● What is required
Say how many lines include the word "JSON". Reply with nothing but the number.

-- start The data --

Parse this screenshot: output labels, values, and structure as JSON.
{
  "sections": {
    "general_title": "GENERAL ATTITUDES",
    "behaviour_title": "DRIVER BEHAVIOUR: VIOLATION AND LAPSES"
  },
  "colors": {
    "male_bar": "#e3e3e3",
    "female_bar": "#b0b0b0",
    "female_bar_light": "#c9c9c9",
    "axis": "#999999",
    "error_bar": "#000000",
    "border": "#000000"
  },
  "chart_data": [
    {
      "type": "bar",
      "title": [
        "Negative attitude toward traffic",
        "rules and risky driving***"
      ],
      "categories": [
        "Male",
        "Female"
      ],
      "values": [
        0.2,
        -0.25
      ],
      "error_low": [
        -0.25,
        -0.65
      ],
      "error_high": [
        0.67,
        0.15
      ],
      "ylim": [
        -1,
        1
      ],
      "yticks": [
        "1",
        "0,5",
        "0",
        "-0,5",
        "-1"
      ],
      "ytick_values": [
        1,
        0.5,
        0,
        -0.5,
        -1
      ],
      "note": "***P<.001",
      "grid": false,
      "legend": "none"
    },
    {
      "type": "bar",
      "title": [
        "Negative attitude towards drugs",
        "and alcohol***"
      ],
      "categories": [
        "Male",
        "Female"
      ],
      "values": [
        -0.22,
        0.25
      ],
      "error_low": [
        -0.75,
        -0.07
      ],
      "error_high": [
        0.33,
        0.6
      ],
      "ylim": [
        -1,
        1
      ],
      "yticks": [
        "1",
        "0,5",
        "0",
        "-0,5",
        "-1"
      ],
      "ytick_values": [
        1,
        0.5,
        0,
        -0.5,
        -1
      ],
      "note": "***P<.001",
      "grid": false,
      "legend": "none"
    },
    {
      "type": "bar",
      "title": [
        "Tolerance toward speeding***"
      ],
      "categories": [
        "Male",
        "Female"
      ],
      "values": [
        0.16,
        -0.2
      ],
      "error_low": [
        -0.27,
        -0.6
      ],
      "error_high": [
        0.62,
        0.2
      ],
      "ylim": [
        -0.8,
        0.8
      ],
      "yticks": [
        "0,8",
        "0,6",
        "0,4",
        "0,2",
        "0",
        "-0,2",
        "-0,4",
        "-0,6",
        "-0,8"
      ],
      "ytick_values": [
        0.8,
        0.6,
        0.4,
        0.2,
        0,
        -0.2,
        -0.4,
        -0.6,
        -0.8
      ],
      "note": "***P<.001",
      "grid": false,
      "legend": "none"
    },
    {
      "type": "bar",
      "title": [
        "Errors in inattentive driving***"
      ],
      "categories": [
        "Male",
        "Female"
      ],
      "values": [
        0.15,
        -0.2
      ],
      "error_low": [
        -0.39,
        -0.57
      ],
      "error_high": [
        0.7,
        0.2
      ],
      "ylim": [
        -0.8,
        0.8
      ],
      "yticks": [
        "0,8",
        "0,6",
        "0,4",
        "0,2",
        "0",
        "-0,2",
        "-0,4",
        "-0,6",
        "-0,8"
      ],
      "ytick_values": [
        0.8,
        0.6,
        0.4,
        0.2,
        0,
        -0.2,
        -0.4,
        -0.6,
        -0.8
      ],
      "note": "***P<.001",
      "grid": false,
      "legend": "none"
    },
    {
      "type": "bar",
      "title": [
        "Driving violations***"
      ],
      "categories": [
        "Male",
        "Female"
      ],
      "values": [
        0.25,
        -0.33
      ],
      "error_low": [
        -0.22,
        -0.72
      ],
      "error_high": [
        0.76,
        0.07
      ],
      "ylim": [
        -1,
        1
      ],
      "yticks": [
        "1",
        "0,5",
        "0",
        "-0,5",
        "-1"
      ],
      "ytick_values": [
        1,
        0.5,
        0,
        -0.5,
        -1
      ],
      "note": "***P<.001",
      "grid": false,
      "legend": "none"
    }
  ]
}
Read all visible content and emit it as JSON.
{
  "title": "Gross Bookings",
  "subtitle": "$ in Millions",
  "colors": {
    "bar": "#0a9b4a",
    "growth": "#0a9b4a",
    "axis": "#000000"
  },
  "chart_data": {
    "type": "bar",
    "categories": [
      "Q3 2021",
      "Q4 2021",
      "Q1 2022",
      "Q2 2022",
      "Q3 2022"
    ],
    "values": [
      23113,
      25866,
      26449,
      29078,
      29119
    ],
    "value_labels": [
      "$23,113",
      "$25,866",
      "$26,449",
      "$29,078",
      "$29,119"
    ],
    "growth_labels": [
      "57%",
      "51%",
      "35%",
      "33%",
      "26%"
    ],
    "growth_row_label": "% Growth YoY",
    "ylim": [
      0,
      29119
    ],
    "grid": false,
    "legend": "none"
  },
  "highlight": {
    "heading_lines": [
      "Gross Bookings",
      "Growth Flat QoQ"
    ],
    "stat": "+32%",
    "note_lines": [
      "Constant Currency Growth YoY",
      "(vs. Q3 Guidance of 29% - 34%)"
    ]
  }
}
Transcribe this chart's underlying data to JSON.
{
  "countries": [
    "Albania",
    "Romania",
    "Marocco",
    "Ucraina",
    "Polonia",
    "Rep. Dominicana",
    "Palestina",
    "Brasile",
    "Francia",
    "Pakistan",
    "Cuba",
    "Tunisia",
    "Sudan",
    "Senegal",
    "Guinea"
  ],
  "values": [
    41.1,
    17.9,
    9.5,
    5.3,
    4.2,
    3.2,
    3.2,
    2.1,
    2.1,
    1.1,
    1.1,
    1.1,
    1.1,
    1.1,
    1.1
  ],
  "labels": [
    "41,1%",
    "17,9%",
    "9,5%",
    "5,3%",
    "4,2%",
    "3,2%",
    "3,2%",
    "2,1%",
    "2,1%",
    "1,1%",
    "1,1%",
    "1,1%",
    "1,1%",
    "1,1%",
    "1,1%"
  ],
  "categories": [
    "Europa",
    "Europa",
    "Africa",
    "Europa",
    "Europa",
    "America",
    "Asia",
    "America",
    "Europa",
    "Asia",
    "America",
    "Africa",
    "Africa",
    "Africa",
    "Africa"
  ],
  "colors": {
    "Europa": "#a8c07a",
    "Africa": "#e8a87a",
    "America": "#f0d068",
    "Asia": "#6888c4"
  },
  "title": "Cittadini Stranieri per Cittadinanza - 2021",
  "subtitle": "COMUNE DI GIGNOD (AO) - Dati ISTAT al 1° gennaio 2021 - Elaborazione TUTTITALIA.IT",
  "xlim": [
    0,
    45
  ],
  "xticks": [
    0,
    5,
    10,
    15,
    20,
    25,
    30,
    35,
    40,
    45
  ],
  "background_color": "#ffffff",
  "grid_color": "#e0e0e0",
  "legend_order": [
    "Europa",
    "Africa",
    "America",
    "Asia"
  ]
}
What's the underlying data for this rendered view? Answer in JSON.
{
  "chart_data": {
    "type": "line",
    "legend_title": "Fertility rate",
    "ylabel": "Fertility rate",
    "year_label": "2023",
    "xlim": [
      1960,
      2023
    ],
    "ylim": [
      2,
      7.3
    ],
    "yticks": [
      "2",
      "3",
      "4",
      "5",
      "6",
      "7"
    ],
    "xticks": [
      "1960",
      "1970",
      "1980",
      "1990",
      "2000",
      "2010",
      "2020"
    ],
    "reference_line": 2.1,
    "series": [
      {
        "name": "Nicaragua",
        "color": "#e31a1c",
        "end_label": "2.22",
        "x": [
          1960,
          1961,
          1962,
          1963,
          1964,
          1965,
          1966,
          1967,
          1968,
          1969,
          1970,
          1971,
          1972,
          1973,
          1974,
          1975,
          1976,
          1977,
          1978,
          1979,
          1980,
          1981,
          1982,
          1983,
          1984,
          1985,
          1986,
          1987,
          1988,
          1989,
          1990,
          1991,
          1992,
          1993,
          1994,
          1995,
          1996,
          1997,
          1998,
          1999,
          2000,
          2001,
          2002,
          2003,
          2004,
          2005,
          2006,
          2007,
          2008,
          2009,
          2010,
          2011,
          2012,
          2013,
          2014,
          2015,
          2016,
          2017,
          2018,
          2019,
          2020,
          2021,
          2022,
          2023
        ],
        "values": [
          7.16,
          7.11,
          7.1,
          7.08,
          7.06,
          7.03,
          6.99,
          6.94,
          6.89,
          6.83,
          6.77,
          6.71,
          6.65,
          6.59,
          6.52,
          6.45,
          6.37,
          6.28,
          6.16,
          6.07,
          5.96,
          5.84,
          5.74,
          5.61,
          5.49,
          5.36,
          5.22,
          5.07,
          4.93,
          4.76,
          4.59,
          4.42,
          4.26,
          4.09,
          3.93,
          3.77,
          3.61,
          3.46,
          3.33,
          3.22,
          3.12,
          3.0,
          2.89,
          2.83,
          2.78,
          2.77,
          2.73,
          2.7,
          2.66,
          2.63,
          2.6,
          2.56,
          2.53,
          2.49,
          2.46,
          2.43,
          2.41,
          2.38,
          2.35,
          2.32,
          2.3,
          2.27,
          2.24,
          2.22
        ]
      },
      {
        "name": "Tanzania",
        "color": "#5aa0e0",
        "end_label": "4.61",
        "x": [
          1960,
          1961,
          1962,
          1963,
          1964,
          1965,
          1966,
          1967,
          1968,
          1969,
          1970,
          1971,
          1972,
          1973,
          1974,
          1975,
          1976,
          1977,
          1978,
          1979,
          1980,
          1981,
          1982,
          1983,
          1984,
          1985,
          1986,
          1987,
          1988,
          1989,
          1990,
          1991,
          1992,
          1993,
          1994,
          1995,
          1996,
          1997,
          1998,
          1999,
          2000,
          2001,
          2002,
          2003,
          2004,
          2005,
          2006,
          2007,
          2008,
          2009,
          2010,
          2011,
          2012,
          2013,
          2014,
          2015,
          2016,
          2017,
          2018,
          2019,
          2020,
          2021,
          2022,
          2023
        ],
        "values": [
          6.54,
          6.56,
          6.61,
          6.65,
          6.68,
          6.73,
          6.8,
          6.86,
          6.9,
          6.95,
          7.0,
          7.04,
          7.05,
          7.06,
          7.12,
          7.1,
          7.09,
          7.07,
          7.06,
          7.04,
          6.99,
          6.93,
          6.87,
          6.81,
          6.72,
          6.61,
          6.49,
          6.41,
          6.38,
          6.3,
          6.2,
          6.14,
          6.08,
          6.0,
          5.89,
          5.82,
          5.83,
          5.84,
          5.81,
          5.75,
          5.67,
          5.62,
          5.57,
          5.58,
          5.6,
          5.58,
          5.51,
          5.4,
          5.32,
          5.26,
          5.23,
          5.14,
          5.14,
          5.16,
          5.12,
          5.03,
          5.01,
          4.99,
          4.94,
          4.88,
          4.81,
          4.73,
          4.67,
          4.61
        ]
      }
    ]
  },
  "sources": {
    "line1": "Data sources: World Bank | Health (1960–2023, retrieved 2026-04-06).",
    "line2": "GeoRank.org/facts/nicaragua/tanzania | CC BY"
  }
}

-- end The data --

● The completed task
4